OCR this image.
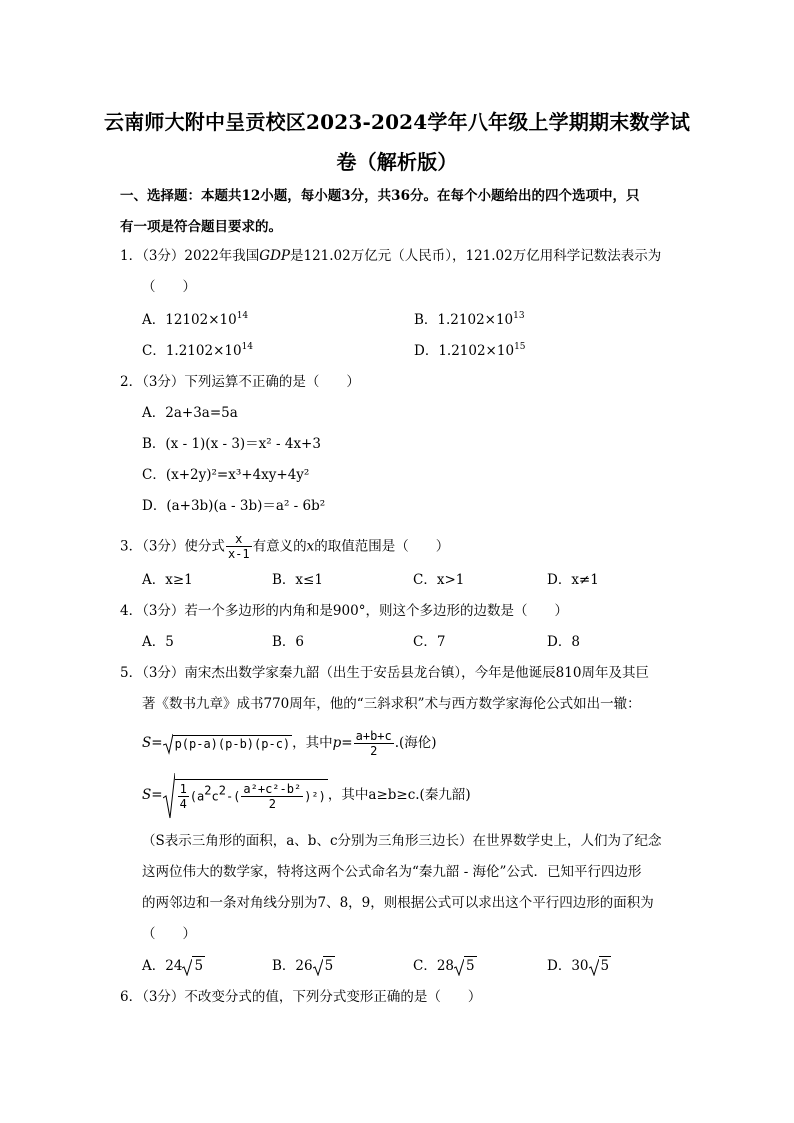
云南师大附中呈贡校区2023-2024学年八年级上学期期末数学试
卷（解析版）
一、选择题：本题共12小题，每小题3分，共36分。在每个小题给出的四个选项中，只
有一项是符合题目要求的。
1．（3分）2022年我国GDP是121.02万亿元（人民币），121.02万亿用科学记数法表示为
（　　）
A．$12102\times 10^{14}$	B．$1.2102\times 10^{13}$
C．$1.2102\times 10^{14}$	D．$1.2102\times 10^{15}$
2．（3分）下列运算不正确的是（　　）
A．2a+3a=5a
B．(x - 1)(x - 3)＝x² - 4x+3
C．(x+2y)²=x³+4xy+4y²
D．(a+3b)(a - 3b)＝a² - 6b²
3．（3分）使分式 $\frac{x}{x-1}$ 有意义的x的取值范围是（　　）
A．x≥1	B．x≤1	C．x>1	D．x≠1
4．（3分）若一个多边形的内角和是900°，则这个多边形的边数是（　　）
A．5	B．6	C．7	D．8
5．（3分）南宋杰出数学家秦九韶（出生于安岳县龙台镇），今年是他诞辰810周年及其巨
著《数书九章》成书770周年，他的“三斜求积”术与西方数学家海伦公式如出一辙：
S= p(p-a)(p-b)(p-c) ，其中$p= \frac{a+b+c}{2}$ .(海伦)
$S= \frac{1}{4} (a^2c^2-( \frac{\text{a²+c²-b²}}{2} )^2)$ ，其中a≥b≥c.(秦九韶)
（S表示三角形的面积，a、b、c分别为三角形三边长）在世界数学史上，人们为了纪念
这两位伟大的数学家，特将这两个公式命名为“秦九韶 - 海伦”公式．已知平行四边形
的两邻边和一条对角线分别为7、8，9，则根据公式可以求出这个平行四边形的面积为
（　　）
A．24 5	B．26 5	C．28 5	D．30 5
6．（3分）不改变分式的值，下列分式变形正确的是（　　）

- - - - -

— Exercise directions —
Note how many lines in the listing above hold the string "frac", then give only that figure.

— Answer to the problem —
3